***** DATA FOR THIS TASK *****

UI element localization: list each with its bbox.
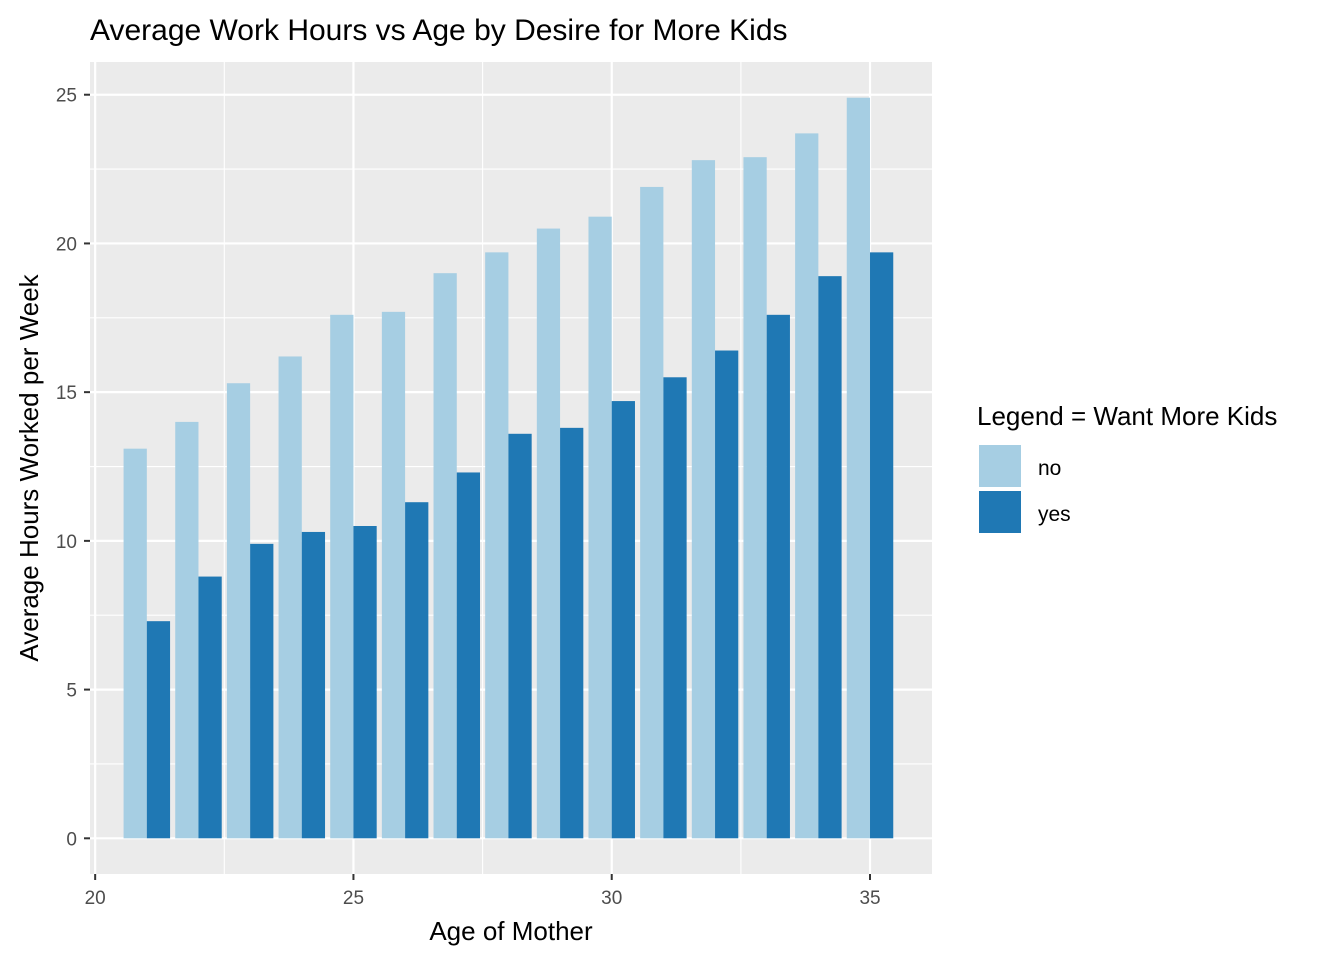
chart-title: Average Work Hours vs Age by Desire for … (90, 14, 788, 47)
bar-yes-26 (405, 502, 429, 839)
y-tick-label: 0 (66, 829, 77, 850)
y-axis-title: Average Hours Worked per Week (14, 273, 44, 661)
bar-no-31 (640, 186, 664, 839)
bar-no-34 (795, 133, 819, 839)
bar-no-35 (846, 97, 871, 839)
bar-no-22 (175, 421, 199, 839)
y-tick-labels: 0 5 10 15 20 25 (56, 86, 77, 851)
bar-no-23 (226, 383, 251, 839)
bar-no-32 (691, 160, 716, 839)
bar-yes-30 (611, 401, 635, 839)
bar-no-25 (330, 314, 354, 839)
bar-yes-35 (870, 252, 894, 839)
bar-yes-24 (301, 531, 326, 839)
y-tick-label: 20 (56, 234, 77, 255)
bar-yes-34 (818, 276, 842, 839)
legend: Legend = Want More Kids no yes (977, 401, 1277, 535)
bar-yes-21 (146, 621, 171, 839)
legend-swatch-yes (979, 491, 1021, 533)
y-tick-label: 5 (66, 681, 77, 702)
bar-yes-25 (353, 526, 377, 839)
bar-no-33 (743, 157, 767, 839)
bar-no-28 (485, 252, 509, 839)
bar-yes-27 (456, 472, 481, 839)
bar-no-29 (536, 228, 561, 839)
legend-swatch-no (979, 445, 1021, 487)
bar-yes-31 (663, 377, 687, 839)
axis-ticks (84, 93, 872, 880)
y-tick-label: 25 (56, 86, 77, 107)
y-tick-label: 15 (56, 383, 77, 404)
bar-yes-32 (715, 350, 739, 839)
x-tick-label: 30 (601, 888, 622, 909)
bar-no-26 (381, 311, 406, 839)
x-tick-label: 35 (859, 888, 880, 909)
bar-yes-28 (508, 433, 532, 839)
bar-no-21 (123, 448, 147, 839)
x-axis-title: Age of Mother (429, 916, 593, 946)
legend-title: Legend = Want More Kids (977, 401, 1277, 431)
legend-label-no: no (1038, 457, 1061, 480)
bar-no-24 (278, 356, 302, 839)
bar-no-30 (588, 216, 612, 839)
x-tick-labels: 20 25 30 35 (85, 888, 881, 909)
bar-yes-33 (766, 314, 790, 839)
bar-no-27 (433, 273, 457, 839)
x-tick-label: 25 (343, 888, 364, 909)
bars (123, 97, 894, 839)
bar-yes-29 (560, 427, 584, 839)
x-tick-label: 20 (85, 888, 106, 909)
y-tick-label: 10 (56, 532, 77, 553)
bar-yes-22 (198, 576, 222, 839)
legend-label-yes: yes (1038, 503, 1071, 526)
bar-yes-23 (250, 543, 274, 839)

*****

» **WORK TO DO**: Count the lines of the entries above that contain the string "title", treating uppercase and lowercase as different. Give only the number.

» **CORRECT ANSWER**: 4